Chart and figure data
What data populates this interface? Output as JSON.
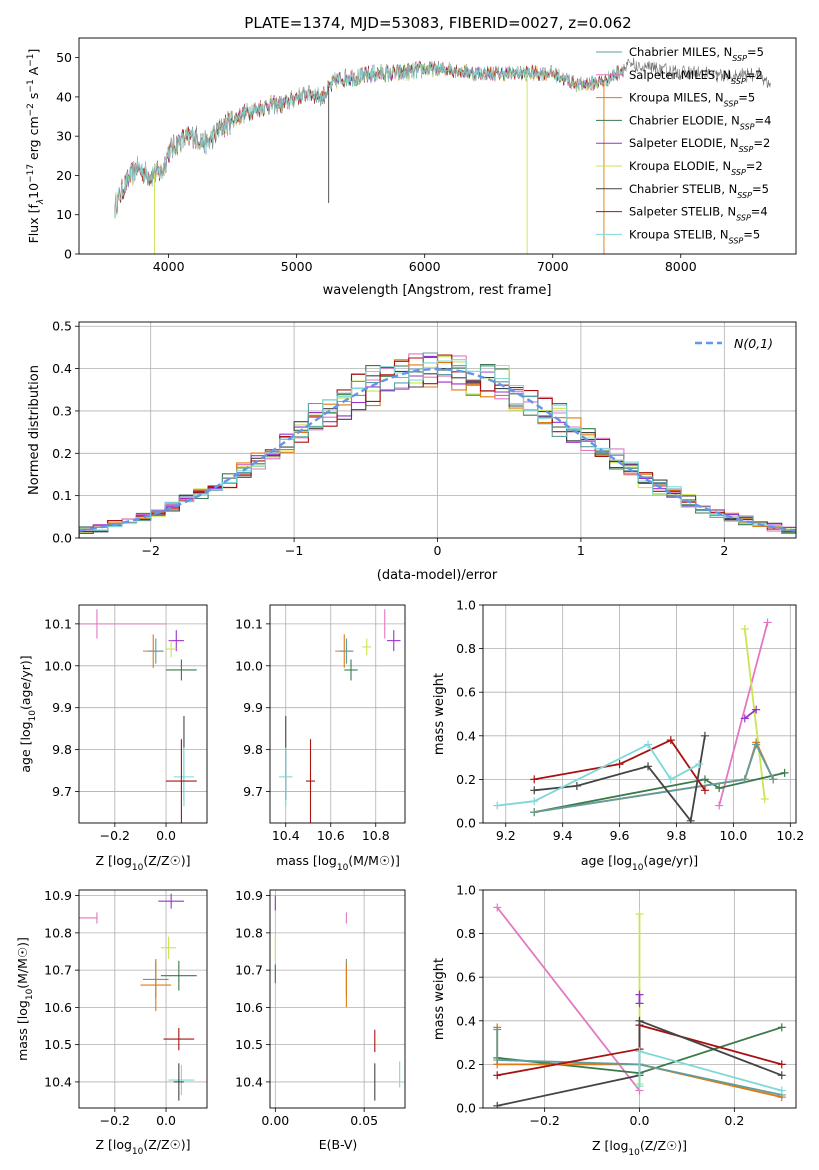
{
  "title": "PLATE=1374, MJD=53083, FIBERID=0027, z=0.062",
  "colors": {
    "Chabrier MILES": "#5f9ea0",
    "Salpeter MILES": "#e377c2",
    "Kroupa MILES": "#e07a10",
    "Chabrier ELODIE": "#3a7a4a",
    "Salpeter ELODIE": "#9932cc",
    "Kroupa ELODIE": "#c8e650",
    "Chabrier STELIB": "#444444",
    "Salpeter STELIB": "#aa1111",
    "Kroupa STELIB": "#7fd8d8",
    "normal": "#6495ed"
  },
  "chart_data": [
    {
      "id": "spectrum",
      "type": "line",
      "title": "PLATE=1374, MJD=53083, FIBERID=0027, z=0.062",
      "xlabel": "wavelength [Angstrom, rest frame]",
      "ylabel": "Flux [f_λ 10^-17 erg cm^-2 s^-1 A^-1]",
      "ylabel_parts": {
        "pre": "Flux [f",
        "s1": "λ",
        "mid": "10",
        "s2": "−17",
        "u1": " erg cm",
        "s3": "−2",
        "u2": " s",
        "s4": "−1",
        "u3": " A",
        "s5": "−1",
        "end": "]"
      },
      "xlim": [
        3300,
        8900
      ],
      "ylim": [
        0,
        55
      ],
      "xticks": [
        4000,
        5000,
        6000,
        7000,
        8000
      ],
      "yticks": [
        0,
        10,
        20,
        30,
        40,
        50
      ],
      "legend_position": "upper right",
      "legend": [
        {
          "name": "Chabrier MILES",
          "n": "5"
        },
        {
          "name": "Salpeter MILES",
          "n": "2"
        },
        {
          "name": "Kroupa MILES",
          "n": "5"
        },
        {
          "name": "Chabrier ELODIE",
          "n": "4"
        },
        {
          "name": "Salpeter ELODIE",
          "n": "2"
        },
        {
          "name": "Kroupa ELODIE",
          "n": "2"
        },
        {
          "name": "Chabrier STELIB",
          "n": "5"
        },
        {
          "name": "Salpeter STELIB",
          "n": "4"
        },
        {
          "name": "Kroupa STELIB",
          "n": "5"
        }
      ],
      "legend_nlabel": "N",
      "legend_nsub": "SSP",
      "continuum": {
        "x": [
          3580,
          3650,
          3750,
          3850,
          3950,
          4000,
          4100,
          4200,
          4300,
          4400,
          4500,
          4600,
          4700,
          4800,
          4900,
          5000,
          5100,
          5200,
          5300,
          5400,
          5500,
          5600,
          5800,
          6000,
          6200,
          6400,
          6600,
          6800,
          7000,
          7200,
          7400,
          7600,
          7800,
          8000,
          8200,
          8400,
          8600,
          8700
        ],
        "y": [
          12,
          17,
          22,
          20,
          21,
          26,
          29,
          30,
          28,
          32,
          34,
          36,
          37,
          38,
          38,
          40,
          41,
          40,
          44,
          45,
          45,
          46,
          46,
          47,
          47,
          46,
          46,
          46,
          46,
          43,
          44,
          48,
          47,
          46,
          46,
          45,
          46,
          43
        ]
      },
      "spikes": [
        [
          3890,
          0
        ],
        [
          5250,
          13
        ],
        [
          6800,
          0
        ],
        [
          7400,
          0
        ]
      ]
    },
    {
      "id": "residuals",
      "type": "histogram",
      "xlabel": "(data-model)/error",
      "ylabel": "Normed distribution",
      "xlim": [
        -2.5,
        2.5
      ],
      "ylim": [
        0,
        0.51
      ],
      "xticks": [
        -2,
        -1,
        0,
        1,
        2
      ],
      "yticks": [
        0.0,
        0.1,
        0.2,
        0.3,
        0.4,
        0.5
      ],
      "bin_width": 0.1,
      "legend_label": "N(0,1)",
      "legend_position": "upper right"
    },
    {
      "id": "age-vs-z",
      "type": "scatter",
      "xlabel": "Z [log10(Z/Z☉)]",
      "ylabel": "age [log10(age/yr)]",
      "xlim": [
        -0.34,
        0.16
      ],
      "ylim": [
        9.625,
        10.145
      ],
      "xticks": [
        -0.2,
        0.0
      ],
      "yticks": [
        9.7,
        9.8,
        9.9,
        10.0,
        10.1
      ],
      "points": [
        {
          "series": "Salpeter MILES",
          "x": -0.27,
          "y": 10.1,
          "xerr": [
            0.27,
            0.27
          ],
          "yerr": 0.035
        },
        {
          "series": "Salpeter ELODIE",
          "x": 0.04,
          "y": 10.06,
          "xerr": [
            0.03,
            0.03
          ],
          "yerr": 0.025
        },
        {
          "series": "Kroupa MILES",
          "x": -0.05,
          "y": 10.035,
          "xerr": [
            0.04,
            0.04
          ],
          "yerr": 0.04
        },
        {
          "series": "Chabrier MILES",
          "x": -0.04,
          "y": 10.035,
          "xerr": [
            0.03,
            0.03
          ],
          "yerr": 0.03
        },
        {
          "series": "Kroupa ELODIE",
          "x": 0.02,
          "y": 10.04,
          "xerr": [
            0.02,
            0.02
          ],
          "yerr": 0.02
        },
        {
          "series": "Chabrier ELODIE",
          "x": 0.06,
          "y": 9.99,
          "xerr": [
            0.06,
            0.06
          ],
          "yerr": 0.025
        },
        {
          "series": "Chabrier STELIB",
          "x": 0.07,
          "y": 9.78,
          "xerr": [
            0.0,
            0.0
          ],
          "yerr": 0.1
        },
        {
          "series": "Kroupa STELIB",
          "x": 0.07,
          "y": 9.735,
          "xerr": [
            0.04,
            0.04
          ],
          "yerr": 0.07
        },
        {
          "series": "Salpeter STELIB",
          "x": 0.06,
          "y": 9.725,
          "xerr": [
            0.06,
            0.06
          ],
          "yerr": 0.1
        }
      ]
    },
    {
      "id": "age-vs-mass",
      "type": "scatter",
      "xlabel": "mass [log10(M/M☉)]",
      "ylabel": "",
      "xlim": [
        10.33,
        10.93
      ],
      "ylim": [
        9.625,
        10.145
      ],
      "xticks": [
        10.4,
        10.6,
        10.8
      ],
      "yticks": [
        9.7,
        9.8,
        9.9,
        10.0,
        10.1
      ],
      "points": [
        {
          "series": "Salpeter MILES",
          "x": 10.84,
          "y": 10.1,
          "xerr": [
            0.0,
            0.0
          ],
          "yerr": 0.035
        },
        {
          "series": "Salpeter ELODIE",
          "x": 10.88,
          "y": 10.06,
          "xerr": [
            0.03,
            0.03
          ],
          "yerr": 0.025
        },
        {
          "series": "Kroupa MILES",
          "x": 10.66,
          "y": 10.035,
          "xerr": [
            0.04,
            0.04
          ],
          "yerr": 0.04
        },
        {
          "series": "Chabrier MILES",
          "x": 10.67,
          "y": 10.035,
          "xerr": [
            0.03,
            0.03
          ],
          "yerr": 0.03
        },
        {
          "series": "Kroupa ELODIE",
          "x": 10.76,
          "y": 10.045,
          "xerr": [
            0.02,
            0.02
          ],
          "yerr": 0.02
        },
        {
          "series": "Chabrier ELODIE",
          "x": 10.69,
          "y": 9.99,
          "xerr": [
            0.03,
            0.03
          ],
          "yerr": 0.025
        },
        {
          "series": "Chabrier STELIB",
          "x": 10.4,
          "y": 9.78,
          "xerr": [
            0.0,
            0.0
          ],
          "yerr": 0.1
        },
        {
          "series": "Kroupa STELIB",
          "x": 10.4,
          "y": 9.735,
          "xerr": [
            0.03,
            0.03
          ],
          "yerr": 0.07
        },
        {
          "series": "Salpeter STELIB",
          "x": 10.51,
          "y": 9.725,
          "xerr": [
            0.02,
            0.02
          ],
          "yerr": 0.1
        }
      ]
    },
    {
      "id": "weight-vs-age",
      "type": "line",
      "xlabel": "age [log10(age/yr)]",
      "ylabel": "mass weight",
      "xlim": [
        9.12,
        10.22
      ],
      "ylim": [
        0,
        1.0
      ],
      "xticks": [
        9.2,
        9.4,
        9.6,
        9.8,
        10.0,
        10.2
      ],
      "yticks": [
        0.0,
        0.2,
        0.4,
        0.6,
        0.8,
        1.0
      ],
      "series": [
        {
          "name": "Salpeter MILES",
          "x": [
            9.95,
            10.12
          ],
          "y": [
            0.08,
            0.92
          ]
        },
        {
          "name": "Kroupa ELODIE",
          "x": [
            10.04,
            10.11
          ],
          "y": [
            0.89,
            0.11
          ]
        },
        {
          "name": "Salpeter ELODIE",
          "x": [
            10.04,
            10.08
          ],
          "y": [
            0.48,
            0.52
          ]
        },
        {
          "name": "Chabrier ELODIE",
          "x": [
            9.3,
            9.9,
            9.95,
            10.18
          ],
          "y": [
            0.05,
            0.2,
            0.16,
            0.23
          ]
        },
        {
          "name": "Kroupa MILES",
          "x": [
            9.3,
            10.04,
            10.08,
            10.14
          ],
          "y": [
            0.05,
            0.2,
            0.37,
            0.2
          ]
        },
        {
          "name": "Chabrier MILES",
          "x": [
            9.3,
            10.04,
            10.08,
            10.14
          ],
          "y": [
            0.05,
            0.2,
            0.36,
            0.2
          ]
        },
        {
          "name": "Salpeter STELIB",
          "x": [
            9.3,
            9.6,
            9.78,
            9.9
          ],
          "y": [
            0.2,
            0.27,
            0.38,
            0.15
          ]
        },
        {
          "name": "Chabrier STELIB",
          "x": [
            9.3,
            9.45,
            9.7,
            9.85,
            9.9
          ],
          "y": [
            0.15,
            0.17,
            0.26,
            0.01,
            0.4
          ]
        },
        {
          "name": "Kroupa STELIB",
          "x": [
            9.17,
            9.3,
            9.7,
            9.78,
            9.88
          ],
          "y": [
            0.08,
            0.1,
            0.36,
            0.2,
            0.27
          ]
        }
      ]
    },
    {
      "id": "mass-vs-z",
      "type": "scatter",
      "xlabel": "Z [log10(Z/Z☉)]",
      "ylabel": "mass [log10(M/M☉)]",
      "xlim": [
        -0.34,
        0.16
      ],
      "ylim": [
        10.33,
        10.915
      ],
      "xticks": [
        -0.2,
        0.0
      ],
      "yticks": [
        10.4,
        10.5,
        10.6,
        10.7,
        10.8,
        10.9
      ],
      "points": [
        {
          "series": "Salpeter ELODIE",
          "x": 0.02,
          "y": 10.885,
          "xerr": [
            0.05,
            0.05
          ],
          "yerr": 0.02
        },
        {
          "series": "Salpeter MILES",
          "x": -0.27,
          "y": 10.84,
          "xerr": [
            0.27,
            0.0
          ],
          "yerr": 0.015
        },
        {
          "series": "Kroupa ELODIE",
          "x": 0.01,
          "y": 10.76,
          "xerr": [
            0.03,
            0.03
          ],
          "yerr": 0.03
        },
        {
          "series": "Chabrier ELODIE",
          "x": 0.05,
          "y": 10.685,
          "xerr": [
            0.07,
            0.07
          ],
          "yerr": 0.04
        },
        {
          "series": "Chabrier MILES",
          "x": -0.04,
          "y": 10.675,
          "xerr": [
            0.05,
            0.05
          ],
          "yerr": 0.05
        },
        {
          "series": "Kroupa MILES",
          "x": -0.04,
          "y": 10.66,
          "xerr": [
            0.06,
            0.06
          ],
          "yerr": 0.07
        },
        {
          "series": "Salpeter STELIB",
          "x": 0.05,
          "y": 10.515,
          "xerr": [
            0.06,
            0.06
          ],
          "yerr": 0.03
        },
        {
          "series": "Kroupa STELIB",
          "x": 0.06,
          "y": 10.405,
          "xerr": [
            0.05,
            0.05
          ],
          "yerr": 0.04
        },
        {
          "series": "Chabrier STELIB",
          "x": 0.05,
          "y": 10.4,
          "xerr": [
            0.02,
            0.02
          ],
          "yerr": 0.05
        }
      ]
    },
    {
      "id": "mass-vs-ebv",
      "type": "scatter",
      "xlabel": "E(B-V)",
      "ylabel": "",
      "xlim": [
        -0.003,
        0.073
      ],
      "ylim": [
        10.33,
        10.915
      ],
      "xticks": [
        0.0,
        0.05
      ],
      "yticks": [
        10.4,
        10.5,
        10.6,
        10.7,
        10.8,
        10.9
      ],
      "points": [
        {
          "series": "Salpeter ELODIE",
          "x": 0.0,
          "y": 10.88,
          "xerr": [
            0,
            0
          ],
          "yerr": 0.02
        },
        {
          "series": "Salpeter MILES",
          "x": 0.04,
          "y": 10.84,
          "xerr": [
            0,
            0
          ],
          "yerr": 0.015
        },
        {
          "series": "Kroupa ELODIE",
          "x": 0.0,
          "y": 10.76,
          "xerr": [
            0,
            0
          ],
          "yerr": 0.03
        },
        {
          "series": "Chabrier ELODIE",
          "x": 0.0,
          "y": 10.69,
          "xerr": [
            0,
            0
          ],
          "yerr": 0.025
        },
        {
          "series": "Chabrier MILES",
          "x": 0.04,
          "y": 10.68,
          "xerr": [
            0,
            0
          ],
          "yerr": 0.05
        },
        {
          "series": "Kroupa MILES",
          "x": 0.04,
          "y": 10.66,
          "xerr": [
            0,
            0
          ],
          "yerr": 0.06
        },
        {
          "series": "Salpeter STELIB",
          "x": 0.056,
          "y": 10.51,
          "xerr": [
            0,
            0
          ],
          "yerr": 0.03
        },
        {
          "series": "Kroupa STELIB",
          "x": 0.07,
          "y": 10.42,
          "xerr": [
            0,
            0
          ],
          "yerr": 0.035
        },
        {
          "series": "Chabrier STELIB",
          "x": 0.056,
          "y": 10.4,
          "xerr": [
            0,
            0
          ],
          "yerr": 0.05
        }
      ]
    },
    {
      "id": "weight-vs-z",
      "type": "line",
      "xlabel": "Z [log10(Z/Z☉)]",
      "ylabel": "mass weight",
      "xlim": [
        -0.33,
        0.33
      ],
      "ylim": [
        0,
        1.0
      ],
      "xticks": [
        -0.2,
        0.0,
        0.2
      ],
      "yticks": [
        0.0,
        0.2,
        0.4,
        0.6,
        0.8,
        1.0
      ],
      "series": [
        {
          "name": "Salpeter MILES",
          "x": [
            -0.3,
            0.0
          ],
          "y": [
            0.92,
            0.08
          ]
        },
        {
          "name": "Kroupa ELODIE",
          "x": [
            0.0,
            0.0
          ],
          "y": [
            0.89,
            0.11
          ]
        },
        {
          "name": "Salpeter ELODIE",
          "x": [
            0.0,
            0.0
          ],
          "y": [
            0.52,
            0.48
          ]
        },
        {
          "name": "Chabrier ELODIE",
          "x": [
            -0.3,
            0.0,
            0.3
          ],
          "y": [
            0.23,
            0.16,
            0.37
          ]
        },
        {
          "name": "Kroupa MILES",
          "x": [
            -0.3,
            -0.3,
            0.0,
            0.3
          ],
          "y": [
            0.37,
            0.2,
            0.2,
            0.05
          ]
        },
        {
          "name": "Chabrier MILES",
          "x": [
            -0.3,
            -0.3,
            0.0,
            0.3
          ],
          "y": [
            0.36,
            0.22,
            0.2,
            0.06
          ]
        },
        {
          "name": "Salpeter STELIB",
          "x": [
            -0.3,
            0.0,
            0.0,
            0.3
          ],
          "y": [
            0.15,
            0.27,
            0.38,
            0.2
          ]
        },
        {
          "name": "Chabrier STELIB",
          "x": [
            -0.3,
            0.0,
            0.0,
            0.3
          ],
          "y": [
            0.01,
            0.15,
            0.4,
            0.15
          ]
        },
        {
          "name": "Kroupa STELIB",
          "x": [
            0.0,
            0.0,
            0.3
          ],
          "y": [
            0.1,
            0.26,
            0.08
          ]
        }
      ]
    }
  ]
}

- What needs to be done: Find the count of lines in the data above where the string "FIBERID" occurs. Provide that number alone.

- Answer to this problem: 2